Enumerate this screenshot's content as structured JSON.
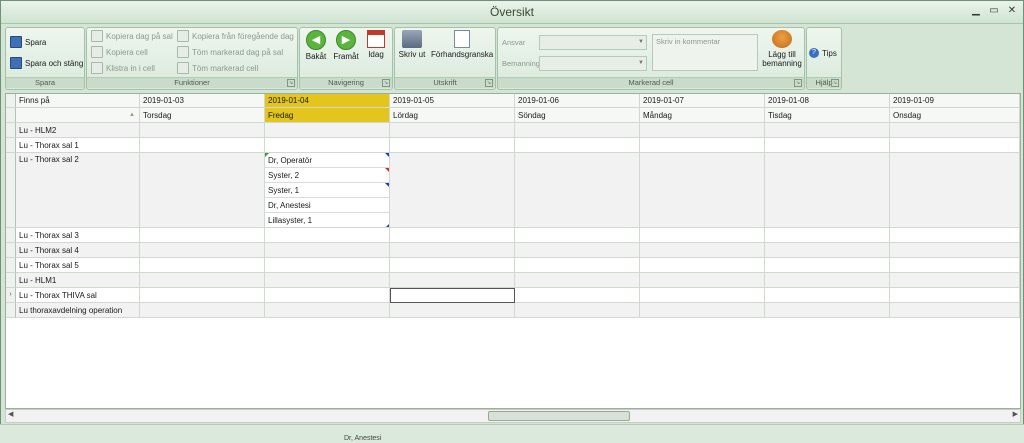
{
  "window": {
    "title": "Översikt"
  },
  "ribbon": {
    "spara": {
      "label": "Spara",
      "save": "Spara",
      "save_close": "Spara och stäng"
    },
    "funktioner": {
      "label": "Funktioner",
      "copy_day_sal": "Kopiera dag på sal",
      "copy_cell": "Kopiera cell",
      "paste_cell": "Klistra in i cell",
      "copy_prev_day": "Kopiera från föregående dag",
      "clear_day_sal": "Töm markerad dag på sal",
      "clear_cell": "Töm markerad cell"
    },
    "navigering": {
      "label": "Navigering",
      "back": "Bakåt",
      "forward": "Framåt",
      "today": "Idag"
    },
    "utskrift": {
      "label": "Utskrift",
      "print": "Skriv ut",
      "preview": "Förhandsgranska"
    },
    "markerad_cell": {
      "label": "Markerad cell",
      "ansvar": "Ansvar",
      "bemanning": "Bemanning",
      "comment_placeholder": "Skriv in kommentar",
      "add_staff_l1": "Lägg till",
      "add_staff_l2": "bemanning"
    },
    "hjalp": {
      "label": "Hjälp",
      "tips": "Tips"
    }
  },
  "grid": {
    "first_col_header": "Finns på",
    "columns": [
      {
        "date": "2019-01-03",
        "day": "Torsdag"
      },
      {
        "date": "2019-01-04",
        "day": "Fredag"
      },
      {
        "date": "2019-01-05",
        "day": "Lördag"
      },
      {
        "date": "2019-01-06",
        "day": "Söndag"
      },
      {
        "date": "2019-01-07",
        "day": "Måndag"
      },
      {
        "date": "2019-01-08",
        "day": "Tisdag"
      },
      {
        "date": "2019-01-09",
        "day": "Onsdag"
      }
    ],
    "rows": [
      "Lu - HLM2",
      "Lu - Thorax sal 1",
      "Lu - Thorax sal 2",
      "Lu - Thorax sal 3",
      "Lu - Thorax sal 4",
      "Lu - Thorax sal 5",
      "Lu - HLM1",
      "Lu - Thorax THIVA sal",
      "Lu thoraxavdelning operation"
    ],
    "sal2_entries": [
      "Dr, Operatör",
      "Syster, 2",
      "Syster, 1",
      "Dr, Anestesi",
      "Lillasyster, 1"
    ]
  },
  "status": {
    "text": "Dr, Anestesi"
  }
}
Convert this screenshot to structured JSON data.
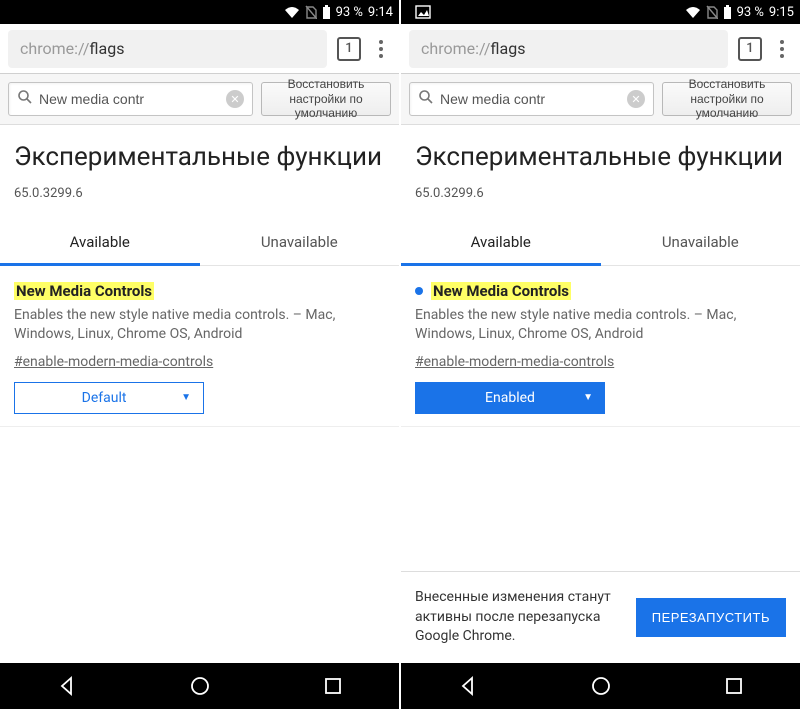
{
  "left": {
    "status": {
      "battery_pct": "93 %",
      "time": "9:14"
    },
    "url": {
      "prefix": "chrome://",
      "path": "flags"
    },
    "tab_count": "1",
    "toolbar": {
      "search_value": "New media contr",
      "reset_label": "Восстановить настройки по умолчанию"
    },
    "page": {
      "title": "Экспериментальные функции",
      "version": "65.0.3299.6",
      "tabs": {
        "available": "Available",
        "unavailable": "Unavailable"
      }
    },
    "flag": {
      "title": "New Media Controls",
      "desc": "Enables the new style native media controls. – Mac, Windows, Linux, Chrome OS, Android",
      "link": "#enable-modern-media-controls",
      "select_value": "Default"
    }
  },
  "right": {
    "status": {
      "battery_pct": "93 %",
      "time": "9:15"
    },
    "url": {
      "prefix": "chrome://",
      "path": "flags"
    },
    "tab_count": "1",
    "toolbar": {
      "search_value": "New media contr",
      "reset_label": "Восстановить настройки по умолчанию"
    },
    "page": {
      "title": "Экспериментальные функции",
      "version": "65.0.3299.6",
      "tabs": {
        "available": "Available",
        "unavailable": "Unavailable"
      }
    },
    "flag": {
      "title": "New Media Controls",
      "desc": "Enables the new style native media controls. – Mac, Windows, Linux, Chrome OS, Android",
      "link": "#enable-modern-media-controls",
      "select_value": "Enabled"
    },
    "restart": {
      "message": "Внесенные изменения станут активны после перезапуска Google Chrome.",
      "button": "ПЕРЕЗАПУСТИТЬ"
    }
  }
}
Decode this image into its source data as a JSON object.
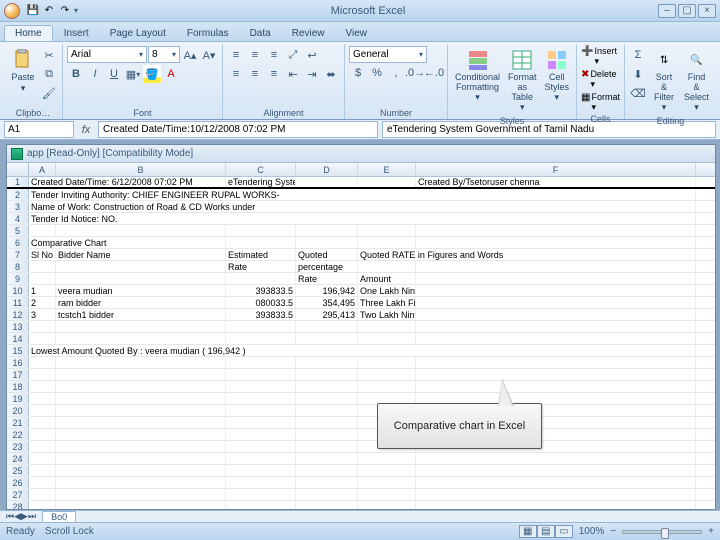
{
  "app": {
    "title": "Microsoft Excel"
  },
  "qa": {
    "save": "💾",
    "undo": "↶",
    "redo": "↷"
  },
  "tabs": [
    "Home",
    "Insert",
    "Page Layout",
    "Formulas",
    "Data",
    "Review",
    "View"
  ],
  "active_tab": "Home",
  "ribbon": {
    "clipboard": {
      "label": "Clipbo…",
      "paste": "Paste"
    },
    "font": {
      "label": "Font",
      "name": "Arial",
      "size": "8",
      "bold": "B",
      "italic": "I",
      "underline": "U"
    },
    "alignment": {
      "label": "Alignment"
    },
    "number": {
      "label": "Number",
      "format": "General"
    },
    "styles": {
      "label": "Styles",
      "cond": "Conditional\nFormatting ▾",
      "table": "Format\nas Table ▾",
      "cell": "Cell\nStyles ▾"
    },
    "cells": {
      "label": "Cells",
      "insert": "Insert ▾",
      "delete": "Delete ▾",
      "format": "Format ▾"
    },
    "editing": {
      "label": "Editing",
      "sort": "Sort &\nFilter ▾",
      "find": "Find &\nSelect ▾"
    }
  },
  "name_box": "A1",
  "formula_text": "Created Date/Time:10/12/2008 07:02 PM",
  "formula_extra": "eTendering System Government of Tamil Nadu",
  "doc_title": "app  [Read-Only]  [Compatibility Mode]",
  "columns": [
    "A",
    "B",
    "C",
    "D",
    "E",
    "F"
  ],
  "rows": [
    {
      "n": 1,
      "A": "Created Date/Time: 6/12/2008 07:02 PM",
      "C": "eTendering System Government of Tamil Nadu",
      "F": "Created By/Tsetoruser chenna",
      "thick": true,
      "spanA": 2
    },
    {
      "n": 2,
      "A": "Tender Inviting Authority: CHIEF ENGINEER RUPAL WORKS-",
      "spanA": 6
    },
    {
      "n": 3,
      "A": "Name of Work: Construction of Road & CD Works under",
      "spanA": 6
    },
    {
      "n": 4,
      "A": "Tender Id Notice: NO.",
      "spanA": 6
    },
    {
      "n": 5
    },
    {
      "n": 6,
      "A": "Comparative Chart",
      "spanA": 2
    },
    {
      "n": 7,
      "A": "Sl No",
      "B": "Bidder Name",
      "C": "Estimated",
      "D": "Quoted",
      "E": "Quoted RATE in Figures and Words",
      "spanE": 2
    },
    {
      "n": 8,
      "C": "Rate",
      "D": "percentage"
    },
    {
      "n": 9,
      "D": "Rate",
      "E": "Amount"
    },
    {
      "n": 10,
      "A": "1",
      "B": "veera mudian",
      "C": "393833.5",
      "D": "196,942",
      "E": "One Lakh Ninty Six Thousand Nine Hundred and Fourty Two",
      "ar": true
    },
    {
      "n": 11,
      "A": "2",
      "B": "ram bidder",
      "C": "080033.5",
      "D": "354,495",
      "E": "Three Lakh Fifty Four Thousand Four Hundred and Ninty Five",
      "ar": true
    },
    {
      "n": 12,
      "A": "3",
      "B": "tcstch1 bidder",
      "C": "393833.5",
      "D": "295,413",
      "E": "Two Lakh Ninty Five Thousand Four Hundred and Thirteen",
      "ar": true
    },
    {
      "n": 13
    },
    {
      "n": 14
    },
    {
      "n": 15,
      "A": "Lowest Amount Quoted By : veera mudian ( 196,942 )",
      "spanA": 6
    },
    {
      "n": 16
    },
    {
      "n": 17
    },
    {
      "n": 18
    },
    {
      "n": 19
    },
    {
      "n": 20
    },
    {
      "n": 21
    },
    {
      "n": 22
    },
    {
      "n": 23
    },
    {
      "n": 24
    },
    {
      "n": 25
    },
    {
      "n": 26
    },
    {
      "n": 27
    },
    {
      "n": 28
    }
  ],
  "callout": "Comparative chart in Excel",
  "status": {
    "ready": "Ready",
    "scroll": "Scroll Lock",
    "zoom": "100%"
  },
  "sheet_tab": "Bo0"
}
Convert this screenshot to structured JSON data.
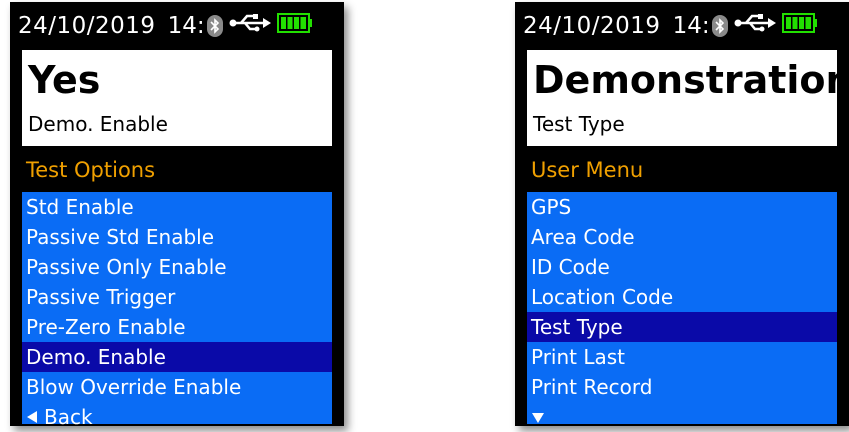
{
  "left": {
    "status": {
      "date": "24/10/2019",
      "time": "14:"
    },
    "value": {
      "main": "Yes",
      "sub": "Demo. Enable"
    },
    "menu_header": "Test Options",
    "items": [
      {
        "label": "Std Enable",
        "selected": false
      },
      {
        "label": "Passive Std Enable",
        "selected": false
      },
      {
        "label": "Passive Only Enable",
        "selected": false
      },
      {
        "label": "Passive Trigger",
        "selected": false
      },
      {
        "label": "Pre-Zero Enable",
        "selected": false
      },
      {
        "label": "Demo. Enable",
        "selected": true
      },
      {
        "label": "Blow Override Enable",
        "selected": false
      }
    ],
    "back_label": "Back"
  },
  "right": {
    "status": {
      "date": "24/10/2019",
      "time": "14:"
    },
    "value": {
      "main": "Demonstration",
      "sub": "Test Type"
    },
    "menu_header": "User Menu",
    "items": [
      {
        "label": "GPS",
        "selected": false
      },
      {
        "label": "Area Code",
        "selected": false
      },
      {
        "label": "ID Code",
        "selected": false
      },
      {
        "label": "Location Code",
        "selected": false
      },
      {
        "label": "Test Type",
        "selected": true
      },
      {
        "label": "Print Last",
        "selected": false
      },
      {
        "label": "Print Record",
        "selected": false
      }
    ]
  },
  "colors": {
    "list_bg": "#0a6cf5",
    "selected_bg": "#0a0aa8",
    "header_text": "#f0a000",
    "battery": "#22e000"
  },
  "icons": [
    "bluetooth-icon",
    "usb-icon",
    "battery-icon",
    "back-arrow-icon",
    "scroll-down-icon"
  ]
}
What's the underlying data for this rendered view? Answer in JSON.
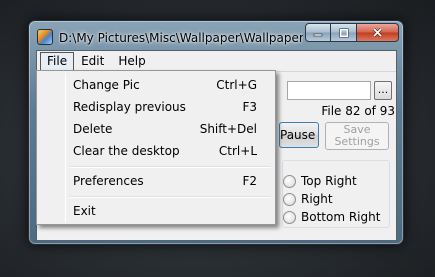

━━━━━━━━━━━━━━━━━━━━━━━━━━━━━━

Task to complete –
Report the number of lines holding the string "Five", without any other words.

Reply to the exercise –
2